-- START --

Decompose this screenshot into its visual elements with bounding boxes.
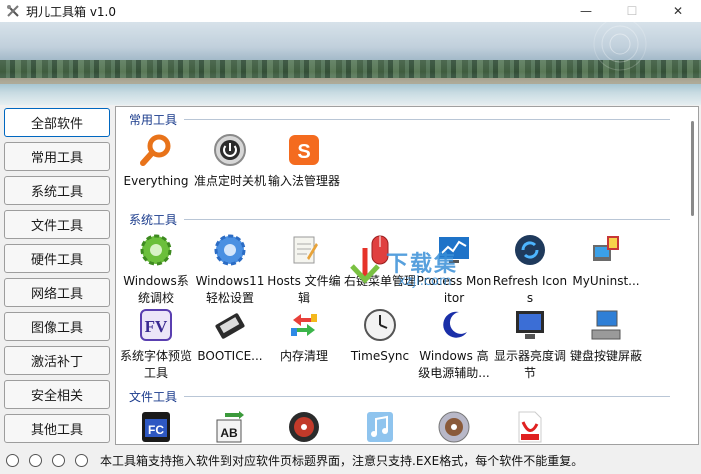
window-title: 玥儿工具箱 v1.0 <box>26 4 117 19</box>
watermark-logo: 下载集 xzji.com <box>342 240 482 300</box>
section-divider <box>184 219 670 220</box>
font-fv-icon: FV <box>139 308 173 342</box>
pdf-icon <box>513 410 547 444</box>
software-label: 显示器亮度调节 <box>493 349 566 380</box>
status-bar: 本工具箱支持拖入软件到对应软件页标题界面，注意只支持.EXE格式，每个软件不能重… <box>0 447 701 474</box>
software-label: MyUninst... <box>572 274 640 288</box>
software-label: Hosts 文件编辑 <box>267 274 341 305</box>
software-item[interactable]: TimeSync <box>342 308 418 365</box>
refresh-icon <box>513 233 547 267</box>
software-item[interactable] <box>266 410 342 444</box>
disk-tool-icon <box>213 308 247 342</box>
water-ripple-icon <box>593 22 647 71</box>
uninstall-icon <box>589 233 623 267</box>
section-title: 系统工具 <box>129 213 178 227</box>
green-gear-icon <box>139 233 173 267</box>
software-label: Everything <box>123 174 189 188</box>
close-button[interactable]: ✕ <box>655 0 701 22</box>
keyboard-computer-icon <box>589 308 623 342</box>
disc-burn-icon <box>287 410 321 444</box>
software-item[interactable]: 键盘按键屏蔽 <box>568 308 644 365</box>
clock-icon <box>363 308 397 342</box>
title-bar: 玥儿工具箱 v1.0 — ☐ ✕ <box>0 0 701 22</box>
tools-icon <box>7 5 19 17</box>
software-item[interactable]: BOOTICE... <box>192 308 268 365</box>
software-label: TimeSync <box>350 349 410 363</box>
window-controls: — ☐ ✕ <box>563 0 701 22</box>
svg-text:FC: FC <box>148 423 164 437</box>
software-item[interactable]: AB <box>192 410 268 444</box>
download-arrow-icon <box>350 248 380 284</box>
svg-text:AB: AB <box>220 426 238 440</box>
notepad-icon <box>287 233 321 267</box>
category-button[interactable]: 常用工具 <box>4 142 110 171</box>
scrollbar-thumb[interactable] <box>691 121 694 216</box>
section-title: 常用工具 <box>129 113 178 127</box>
section-title: 文件工具 <box>129 390 178 404</box>
music-file-icon <box>363 410 397 444</box>
recycle-arrows-icon <box>287 308 321 342</box>
software-item[interactable]: 内存清理 <box>266 308 342 365</box>
software-item[interactable]: Windows系统调校 <box>118 233 194 307</box>
software-item[interactable]: FV 系统字体预览工具 <box>118 308 194 382</box>
section-divider <box>184 119 670 120</box>
category-button[interactable]: 硬件工具 <box>4 244 110 273</box>
moon-icon <box>437 308 471 342</box>
section-divider <box>184 396 670 397</box>
radio-option-3[interactable] <box>52 454 65 467</box>
blue-gear-icon <box>213 233 247 267</box>
banner-image <box>0 22 701 105</box>
software-label: BOOTICE... <box>197 349 263 363</box>
software-item[interactable]: 准点定时关机 <box>192 133 268 190</box>
sogou-input-icon: S <box>287 133 321 167</box>
radio-option-4[interactable] <box>75 454 88 467</box>
display-icon <box>513 308 547 342</box>
software-label: Windows11轻松设置 <box>195 274 265 305</box>
category-button[interactable]: 全部软件 <box>4 108 110 137</box>
category-button[interactable]: 图像工具 <box>4 312 110 341</box>
software-item[interactable]: S 输入法管理器 <box>266 133 342 190</box>
software-label: 键盘按键屏蔽 <box>569 349 642 363</box>
category-button[interactable]: 网络工具 <box>4 278 110 307</box>
minimize-button[interactable]: — <box>563 0 609 22</box>
category-button[interactable]: 其他工具 <box>4 414 110 443</box>
software-item[interactable]: Everything <box>118 133 194 190</box>
svg-text:S: S <box>297 141 310 163</box>
category-button[interactable]: 系统工具 <box>4 176 110 205</box>
software-label: 系统字体预览工具 <box>119 349 192 380</box>
magnifier-icon <box>139 133 173 167</box>
software-item[interactable]: Windows11轻松设置 <box>192 233 268 307</box>
software-label: 准点定时关机 <box>193 174 266 188</box>
software-item[interactable]: MyUninst... <box>568 233 644 290</box>
software-label: Windows系统调校 <box>123 274 189 305</box>
software-item[interactable]: 显示器亮度调节 <box>492 308 568 382</box>
ab-rename-icon: AB <box>213 410 247 444</box>
fc-copy-icon: FC <box>139 410 173 444</box>
radio-option-2[interactable] <box>29 454 42 467</box>
software-item[interactable] <box>342 410 418 444</box>
dvd-icon <box>437 410 471 444</box>
category-button[interactable]: 激活补丁 <box>4 346 110 375</box>
category-button[interactable]: 安全相关 <box>4 380 110 409</box>
software-item[interactable]: Windows 高级电源辅助... <box>416 308 492 382</box>
software-item[interactable]: Refresh Icons <box>492 233 568 307</box>
software-label: Refresh Icons <box>492 274 568 305</box>
power-icon <box>213 133 247 167</box>
software-item[interactable] <box>416 410 492 444</box>
svg-text:FV: FV <box>145 317 168 336</box>
radio-option-1[interactable] <box>6 454 19 467</box>
status-text: 本工具箱支持拖入软件到对应软件页标题界面，注意只支持.EXE格式，每个软件不能重… <box>100 454 584 468</box>
software-item[interactable]: FC <box>118 410 194 444</box>
software-label: Windows 高级电源辅助... <box>418 349 490 380</box>
category-button[interactable]: 文件工具 <box>4 210 110 239</box>
software-label: 内存清理 <box>279 349 328 363</box>
software-item[interactable] <box>492 410 568 444</box>
software-label: 输入法管理器 <box>267 174 340 188</box>
watermark-sub: xzji.com <box>398 274 452 289</box>
software-item[interactable]: Hosts 文件编辑 <box>266 233 342 307</box>
maximize-button[interactable]: ☐ <box>609 0 655 22</box>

-- END --

* _Problem to solve_:
Extract every line above verbatim, leaving out the picture.

* _Exercise solution_:
Decompose this screenshot into its visual elements with bounding boxes.
window-title: 玥儿工具箱 v1.0 <box>26 4 117 19</box>
watermark-logo: 下载集 xzji.com <box>342 240 482 300</box>
section-divider <box>184 219 670 220</box>
font-fv-icon: FV <box>139 308 173 342</box>
pdf-icon <box>513 410 547 444</box>
software-label: 显示器亮度调节 <box>493 349 566 380</box>
status-bar: 本工具箱支持拖入软件到对应软件页标题界面，注意只支持.EXE格式，每个软件不能重… <box>0 447 701 474</box>
software-label: MyUninst... <box>572 274 640 288</box>
software-label: Hosts 文件编辑 <box>267 274 341 305</box>
software-item[interactable]: TimeSync <box>342 308 418 365</box>
refresh-icon <box>513 233 547 267</box>
software-item[interactable] <box>266 410 342 444</box>
disk-tool-icon <box>213 308 247 342</box>
water-ripple-icon <box>593 22 647 71</box>
uninstall-icon <box>589 233 623 267</box>
section-title: 系统工具 <box>129 213 178 227</box>
green-gear-icon <box>139 233 173 267</box>
software-label: Everything <box>123 174 189 188</box>
close-button[interactable]: ✕ <box>655 0 701 22</box>
keyboard-computer-icon <box>589 308 623 342</box>
disc-burn-icon <box>287 410 321 444</box>
software-item[interactable]: 键盘按键屏蔽 <box>568 308 644 365</box>
clock-icon <box>363 308 397 342</box>
title-bar: 玥儿工具箱 v1.0 — ☐ ✕ <box>0 0 701 22</box>
tools-icon <box>7 5 19 17</box>
software-item[interactable]: BOOTICE... <box>192 308 268 365</box>
software-label: TimeSync <box>350 349 410 363</box>
window-controls: — ☐ ✕ <box>563 0 701 22</box>
svg-text:FC: FC <box>148 423 164 437</box>
software-item[interactable]: AB <box>192 410 268 444</box>
download-arrow-icon <box>350 248 380 284</box>
svg-text:AB: AB <box>220 426 238 440</box>
notepad-icon <box>287 233 321 267</box>
category-button[interactable]: 常用工具 <box>4 142 110 171</box>
scrollbar-thumb[interactable] <box>691 121 694 216</box>
section-title: 常用工具 <box>129 113 178 127</box>
section-title: 文件工具 <box>129 390 178 404</box>
music-file-icon <box>363 410 397 444</box>
recycle-arrows-icon <box>287 308 321 342</box>
software-item[interactable]: 内存清理 <box>266 308 342 365</box>
software-item[interactable]: Windows系统调校 <box>118 233 194 307</box>
software-item[interactable]: FV 系统字体预览工具 <box>118 308 194 382</box>
section-divider <box>184 119 670 120</box>
category-button[interactable]: 硬件工具 <box>4 244 110 273</box>
moon-icon <box>437 308 471 342</box>
section-divider <box>184 396 670 397</box>
radio-option-3[interactable] <box>52 454 65 467</box>
blue-gear-icon <box>213 233 247 267</box>
banner-image <box>0 22 701 105</box>
software-label: BOOTICE... <box>197 349 263 363</box>
software-item[interactable]: 准点定时关机 <box>192 133 268 190</box>
sogou-input-icon: S <box>287 133 321 167</box>
radio-option-4[interactable] <box>75 454 88 467</box>
display-icon <box>513 308 547 342</box>
software-label: Windows11轻松设置 <box>195 274 265 305</box>
category-button[interactable]: 全部软件 <box>4 108 110 137</box>
category-button[interactable]: 图像工具 <box>4 312 110 341</box>
software-item[interactable]: S 输入法管理器 <box>266 133 342 190</box>
software-label: 键盘按键屏蔽 <box>569 349 642 363</box>
category-button[interactable]: 网络工具 <box>4 278 110 307</box>
minimize-button[interactable]: — <box>563 0 609 22</box>
category-button[interactable]: 其他工具 <box>4 414 110 443</box>
software-item[interactable]: Everything <box>118 133 194 190</box>
svg-text:S: S <box>297 141 310 163</box>
category-button[interactable]: 系统工具 <box>4 176 110 205</box>
software-label: 系统字体预览工具 <box>119 349 192 380</box>
magnifier-icon <box>139 133 173 167</box>
software-item[interactable]: Windows11轻松设置 <box>192 233 268 307</box>
software-label: 准点定时关机 <box>193 174 266 188</box>
software-item[interactable]: MyUninst... <box>568 233 644 290</box>
software-label: Windows系统调校 <box>123 274 189 305</box>
software-item[interactable]: 显示器亮度调节 <box>492 308 568 382</box>
ab-rename-icon: AB <box>213 410 247 444</box>
fc-copy-icon: FC <box>139 410 173 444</box>
radio-option-2[interactable] <box>29 454 42 467</box>
software-item[interactable] <box>342 410 418 444</box>
dvd-icon <box>437 410 471 444</box>
category-button[interactable]: 激活补丁 <box>4 346 110 375</box>
category-button[interactable]: 安全相关 <box>4 380 110 409</box>
software-item[interactable]: Windows 高级电源辅助... <box>416 308 492 382</box>
software-item[interactable]: Refresh Icons <box>492 233 568 307</box>
software-label: Refresh Icons <box>492 274 568 305</box>
power-icon <box>213 133 247 167</box>
software-item[interactable] <box>416 410 492 444</box>
svg-text:FV: FV <box>145 317 168 336</box>
radio-option-1[interactable] <box>6 454 19 467</box>
status-text: 本工具箱支持拖入软件到对应软件页标题界面，注意只支持.EXE格式，每个软件不能重… <box>100 454 584 468</box>
software-item[interactable]: FC <box>118 410 194 444</box>
software-label: Windows 高级电源辅助... <box>418 349 490 380</box>
category-button[interactable]: 文件工具 <box>4 210 110 239</box>
software-label: 内存清理 <box>279 349 328 363</box>
software-item[interactable] <box>492 410 568 444</box>
software-label: 输入法管理器 <box>267 174 340 188</box>
watermark-sub: xzji.com <box>398 274 452 289</box>
software-item[interactable]: Hosts 文件编辑 <box>266 233 342 307</box>
maximize-button[interactable]: ☐ <box>609 0 655 22</box>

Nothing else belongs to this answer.